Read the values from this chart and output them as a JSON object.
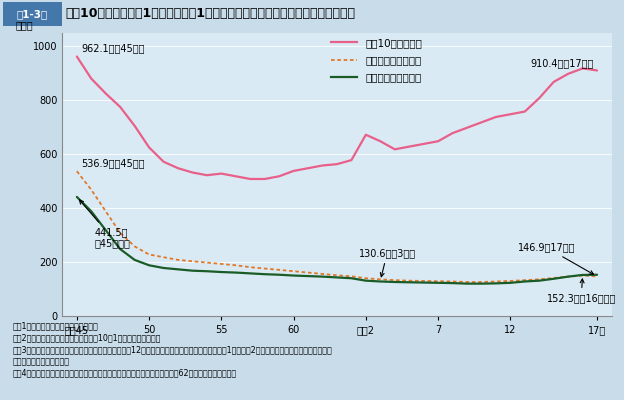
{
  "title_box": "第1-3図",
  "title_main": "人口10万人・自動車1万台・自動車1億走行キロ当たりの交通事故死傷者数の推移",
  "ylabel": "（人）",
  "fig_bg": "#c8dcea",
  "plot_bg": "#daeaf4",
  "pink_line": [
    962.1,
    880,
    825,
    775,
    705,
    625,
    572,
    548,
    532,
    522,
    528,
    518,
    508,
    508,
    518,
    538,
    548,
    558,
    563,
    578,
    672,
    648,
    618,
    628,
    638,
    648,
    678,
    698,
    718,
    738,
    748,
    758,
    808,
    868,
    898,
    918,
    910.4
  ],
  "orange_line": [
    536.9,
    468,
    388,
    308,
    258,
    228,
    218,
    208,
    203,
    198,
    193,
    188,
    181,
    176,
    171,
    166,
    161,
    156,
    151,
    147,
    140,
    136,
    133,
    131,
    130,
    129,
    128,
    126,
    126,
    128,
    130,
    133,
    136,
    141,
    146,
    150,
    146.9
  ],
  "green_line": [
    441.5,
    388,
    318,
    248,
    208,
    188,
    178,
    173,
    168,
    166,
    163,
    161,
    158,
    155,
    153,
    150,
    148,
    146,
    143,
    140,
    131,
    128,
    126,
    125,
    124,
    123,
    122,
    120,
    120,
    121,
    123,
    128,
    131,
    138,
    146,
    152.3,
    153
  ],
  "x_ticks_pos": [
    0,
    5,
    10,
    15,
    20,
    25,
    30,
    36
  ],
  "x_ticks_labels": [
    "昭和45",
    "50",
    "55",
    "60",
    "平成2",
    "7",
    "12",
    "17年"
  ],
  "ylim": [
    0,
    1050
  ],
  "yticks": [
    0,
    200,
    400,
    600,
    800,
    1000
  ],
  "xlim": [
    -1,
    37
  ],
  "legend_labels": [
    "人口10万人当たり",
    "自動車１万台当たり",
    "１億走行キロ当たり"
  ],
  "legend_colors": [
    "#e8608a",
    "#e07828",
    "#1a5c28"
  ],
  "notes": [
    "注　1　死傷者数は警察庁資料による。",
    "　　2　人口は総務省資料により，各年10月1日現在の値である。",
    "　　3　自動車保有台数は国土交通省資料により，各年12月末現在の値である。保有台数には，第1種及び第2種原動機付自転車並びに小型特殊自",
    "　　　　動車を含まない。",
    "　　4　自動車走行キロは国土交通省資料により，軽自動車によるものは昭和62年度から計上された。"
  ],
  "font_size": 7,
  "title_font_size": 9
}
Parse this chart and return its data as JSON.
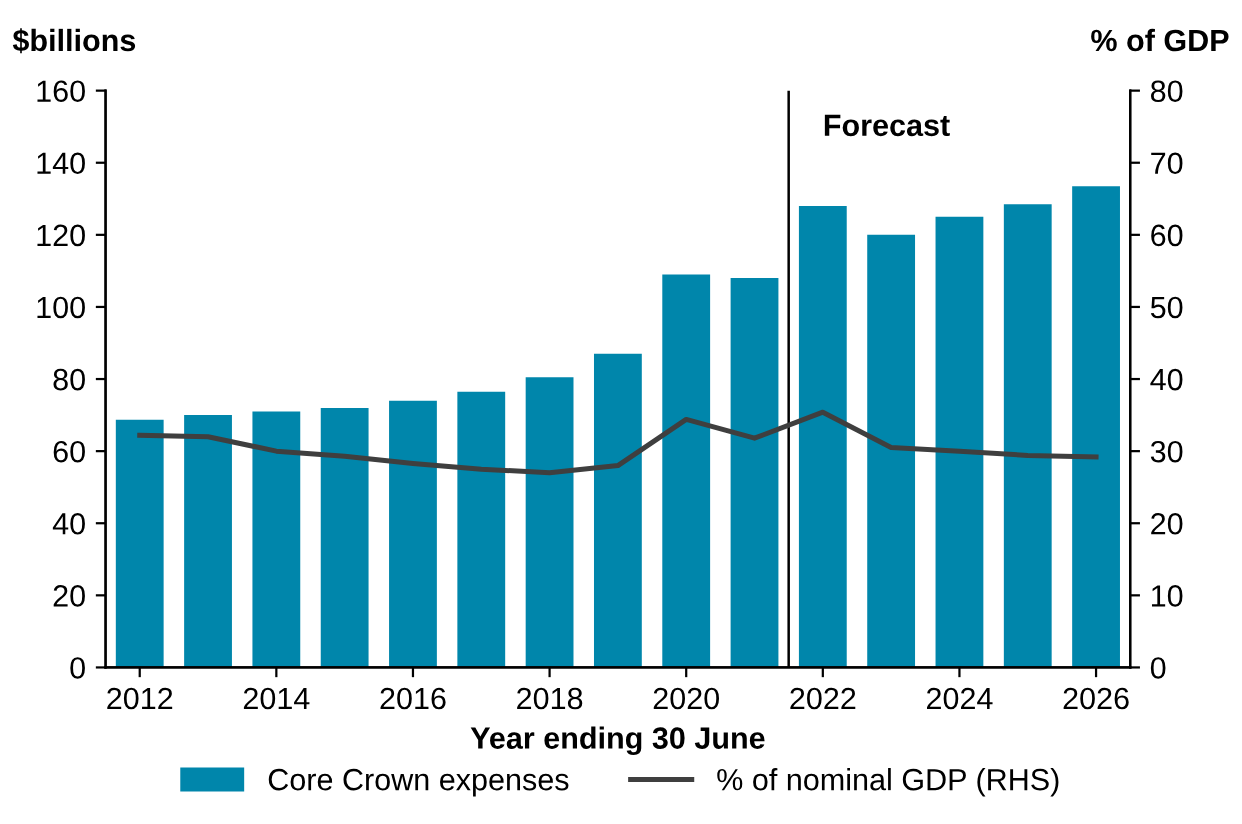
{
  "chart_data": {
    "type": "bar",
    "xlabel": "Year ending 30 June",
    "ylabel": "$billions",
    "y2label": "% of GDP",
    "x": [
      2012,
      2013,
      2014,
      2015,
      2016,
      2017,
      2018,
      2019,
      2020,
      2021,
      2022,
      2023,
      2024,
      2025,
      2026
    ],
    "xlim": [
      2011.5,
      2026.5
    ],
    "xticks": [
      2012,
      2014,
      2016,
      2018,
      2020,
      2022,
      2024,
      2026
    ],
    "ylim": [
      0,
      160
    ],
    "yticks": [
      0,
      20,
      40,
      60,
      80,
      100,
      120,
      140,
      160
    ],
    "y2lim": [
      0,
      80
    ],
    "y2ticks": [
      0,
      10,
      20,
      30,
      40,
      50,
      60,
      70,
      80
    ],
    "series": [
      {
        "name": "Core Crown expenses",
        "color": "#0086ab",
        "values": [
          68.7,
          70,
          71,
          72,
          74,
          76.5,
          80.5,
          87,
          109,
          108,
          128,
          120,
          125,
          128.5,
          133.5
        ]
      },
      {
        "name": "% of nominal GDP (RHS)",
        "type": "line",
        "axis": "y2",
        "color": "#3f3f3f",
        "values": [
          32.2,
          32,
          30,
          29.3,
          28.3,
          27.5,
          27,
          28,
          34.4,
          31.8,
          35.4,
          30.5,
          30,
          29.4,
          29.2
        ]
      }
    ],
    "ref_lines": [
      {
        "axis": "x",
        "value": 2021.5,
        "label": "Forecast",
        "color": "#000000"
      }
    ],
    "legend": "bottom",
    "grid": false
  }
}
----------
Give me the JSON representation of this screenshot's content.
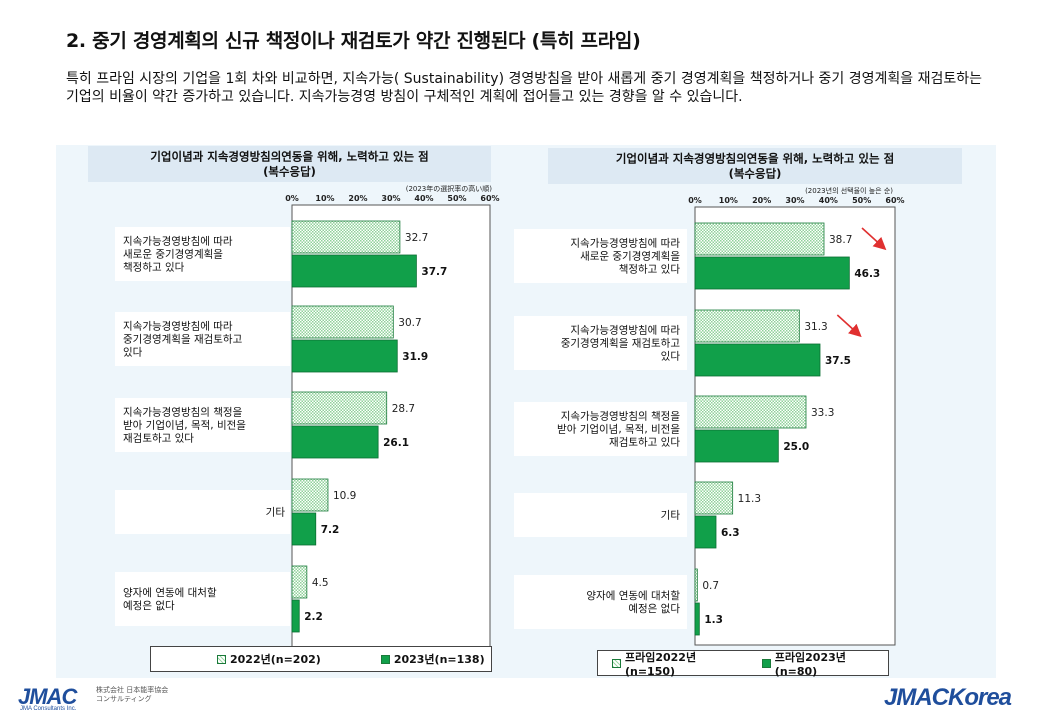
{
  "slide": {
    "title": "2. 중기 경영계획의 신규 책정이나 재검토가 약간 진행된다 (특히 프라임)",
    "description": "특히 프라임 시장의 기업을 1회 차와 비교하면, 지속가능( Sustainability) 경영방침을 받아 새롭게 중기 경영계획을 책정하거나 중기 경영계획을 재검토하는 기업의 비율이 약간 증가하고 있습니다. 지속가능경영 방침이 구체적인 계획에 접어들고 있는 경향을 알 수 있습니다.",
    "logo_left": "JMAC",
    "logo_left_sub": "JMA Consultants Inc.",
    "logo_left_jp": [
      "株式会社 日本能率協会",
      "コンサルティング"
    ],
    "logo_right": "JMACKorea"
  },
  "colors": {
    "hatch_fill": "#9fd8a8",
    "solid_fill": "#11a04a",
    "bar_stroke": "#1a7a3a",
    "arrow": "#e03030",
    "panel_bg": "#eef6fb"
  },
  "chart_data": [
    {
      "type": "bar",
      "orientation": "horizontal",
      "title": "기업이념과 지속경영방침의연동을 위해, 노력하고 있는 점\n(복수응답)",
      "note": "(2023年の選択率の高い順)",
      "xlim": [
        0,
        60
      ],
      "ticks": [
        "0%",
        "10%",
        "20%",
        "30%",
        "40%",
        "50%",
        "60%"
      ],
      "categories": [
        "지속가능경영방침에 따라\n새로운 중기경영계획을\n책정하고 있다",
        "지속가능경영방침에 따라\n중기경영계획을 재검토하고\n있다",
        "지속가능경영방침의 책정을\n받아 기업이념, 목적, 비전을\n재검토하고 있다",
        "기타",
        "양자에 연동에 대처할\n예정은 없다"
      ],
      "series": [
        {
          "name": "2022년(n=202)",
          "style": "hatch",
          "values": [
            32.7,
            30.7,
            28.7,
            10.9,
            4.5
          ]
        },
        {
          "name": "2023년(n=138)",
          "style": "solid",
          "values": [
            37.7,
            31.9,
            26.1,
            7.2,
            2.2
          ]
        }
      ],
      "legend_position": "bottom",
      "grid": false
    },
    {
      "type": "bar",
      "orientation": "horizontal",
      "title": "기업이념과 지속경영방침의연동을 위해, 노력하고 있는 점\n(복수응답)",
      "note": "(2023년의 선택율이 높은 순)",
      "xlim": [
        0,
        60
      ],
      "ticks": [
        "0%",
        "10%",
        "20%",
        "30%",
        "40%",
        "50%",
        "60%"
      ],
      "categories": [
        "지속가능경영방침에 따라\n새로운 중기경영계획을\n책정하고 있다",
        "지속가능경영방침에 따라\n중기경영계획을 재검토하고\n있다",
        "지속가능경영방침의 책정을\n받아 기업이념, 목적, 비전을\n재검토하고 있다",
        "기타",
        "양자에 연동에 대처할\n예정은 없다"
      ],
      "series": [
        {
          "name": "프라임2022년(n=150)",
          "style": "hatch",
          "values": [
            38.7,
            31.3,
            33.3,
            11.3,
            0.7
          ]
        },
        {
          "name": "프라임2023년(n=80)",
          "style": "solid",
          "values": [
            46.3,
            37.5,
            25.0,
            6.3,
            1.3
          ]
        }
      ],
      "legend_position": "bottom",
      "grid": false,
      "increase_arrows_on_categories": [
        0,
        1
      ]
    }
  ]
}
----------
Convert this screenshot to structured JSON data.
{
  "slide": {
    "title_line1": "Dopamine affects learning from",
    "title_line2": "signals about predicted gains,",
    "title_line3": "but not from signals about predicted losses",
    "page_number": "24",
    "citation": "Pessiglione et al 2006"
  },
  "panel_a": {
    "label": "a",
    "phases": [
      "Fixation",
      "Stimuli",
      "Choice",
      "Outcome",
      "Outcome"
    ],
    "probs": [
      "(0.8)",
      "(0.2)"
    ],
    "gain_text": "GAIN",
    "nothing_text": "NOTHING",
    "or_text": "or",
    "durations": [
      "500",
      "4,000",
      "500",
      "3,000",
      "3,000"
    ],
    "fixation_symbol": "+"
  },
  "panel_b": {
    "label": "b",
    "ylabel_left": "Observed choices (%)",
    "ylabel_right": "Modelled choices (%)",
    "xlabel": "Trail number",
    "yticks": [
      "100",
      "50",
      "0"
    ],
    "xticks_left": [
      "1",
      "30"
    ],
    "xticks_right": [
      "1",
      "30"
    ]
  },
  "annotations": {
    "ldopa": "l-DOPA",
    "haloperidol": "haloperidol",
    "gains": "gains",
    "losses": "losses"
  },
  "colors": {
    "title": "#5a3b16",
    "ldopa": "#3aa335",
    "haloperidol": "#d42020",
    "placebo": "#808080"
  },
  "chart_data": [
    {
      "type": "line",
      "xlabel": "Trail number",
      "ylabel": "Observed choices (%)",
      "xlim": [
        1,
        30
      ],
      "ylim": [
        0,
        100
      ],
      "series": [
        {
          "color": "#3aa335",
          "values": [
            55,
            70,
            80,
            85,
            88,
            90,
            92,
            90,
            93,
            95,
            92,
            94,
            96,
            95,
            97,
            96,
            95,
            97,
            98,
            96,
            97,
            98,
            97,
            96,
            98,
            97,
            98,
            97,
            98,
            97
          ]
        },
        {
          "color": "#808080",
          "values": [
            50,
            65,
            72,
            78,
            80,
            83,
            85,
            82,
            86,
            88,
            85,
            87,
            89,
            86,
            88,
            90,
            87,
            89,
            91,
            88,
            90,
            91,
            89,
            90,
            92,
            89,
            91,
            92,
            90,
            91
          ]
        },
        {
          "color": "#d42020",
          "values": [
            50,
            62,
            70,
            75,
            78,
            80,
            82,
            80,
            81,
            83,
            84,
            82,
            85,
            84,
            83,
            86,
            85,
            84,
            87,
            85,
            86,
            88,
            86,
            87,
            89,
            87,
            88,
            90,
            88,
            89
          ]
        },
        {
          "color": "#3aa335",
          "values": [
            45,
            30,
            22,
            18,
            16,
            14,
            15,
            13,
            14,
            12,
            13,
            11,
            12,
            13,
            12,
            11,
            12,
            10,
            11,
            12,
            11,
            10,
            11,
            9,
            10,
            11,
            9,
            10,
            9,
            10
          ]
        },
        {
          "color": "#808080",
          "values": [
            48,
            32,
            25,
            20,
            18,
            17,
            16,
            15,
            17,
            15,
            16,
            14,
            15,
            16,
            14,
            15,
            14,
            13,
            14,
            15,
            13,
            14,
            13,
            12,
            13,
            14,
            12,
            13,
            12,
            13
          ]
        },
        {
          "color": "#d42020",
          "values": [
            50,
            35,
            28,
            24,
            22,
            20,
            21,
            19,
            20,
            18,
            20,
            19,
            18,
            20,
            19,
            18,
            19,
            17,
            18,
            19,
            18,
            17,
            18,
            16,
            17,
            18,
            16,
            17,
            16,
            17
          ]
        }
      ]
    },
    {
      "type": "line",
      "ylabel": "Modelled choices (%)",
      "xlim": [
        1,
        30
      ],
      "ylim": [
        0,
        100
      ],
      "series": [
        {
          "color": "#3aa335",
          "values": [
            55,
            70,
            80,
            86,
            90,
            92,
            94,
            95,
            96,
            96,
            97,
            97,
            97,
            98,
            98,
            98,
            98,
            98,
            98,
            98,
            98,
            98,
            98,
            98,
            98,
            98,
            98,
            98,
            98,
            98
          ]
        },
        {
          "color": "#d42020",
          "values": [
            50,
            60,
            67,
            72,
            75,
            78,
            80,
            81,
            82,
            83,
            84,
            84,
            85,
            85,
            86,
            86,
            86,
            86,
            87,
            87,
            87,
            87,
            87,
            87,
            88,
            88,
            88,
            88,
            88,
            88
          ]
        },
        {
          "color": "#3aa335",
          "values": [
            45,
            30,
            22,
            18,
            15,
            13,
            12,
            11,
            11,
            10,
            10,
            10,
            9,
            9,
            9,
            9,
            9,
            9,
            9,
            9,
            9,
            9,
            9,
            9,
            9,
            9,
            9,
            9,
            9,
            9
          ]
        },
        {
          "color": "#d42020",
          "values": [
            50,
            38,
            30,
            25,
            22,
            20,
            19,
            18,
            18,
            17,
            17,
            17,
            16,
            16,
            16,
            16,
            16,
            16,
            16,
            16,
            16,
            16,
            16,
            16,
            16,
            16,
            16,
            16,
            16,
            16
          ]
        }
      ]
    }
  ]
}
----------
Do this =>
Pull out every line holding "xlabel" from the records above, and copy it.

Output below =>
    "xlabel": "Year ending 30 June",
    "xlabel": "Trail number",
      "xlabel": "Trail number",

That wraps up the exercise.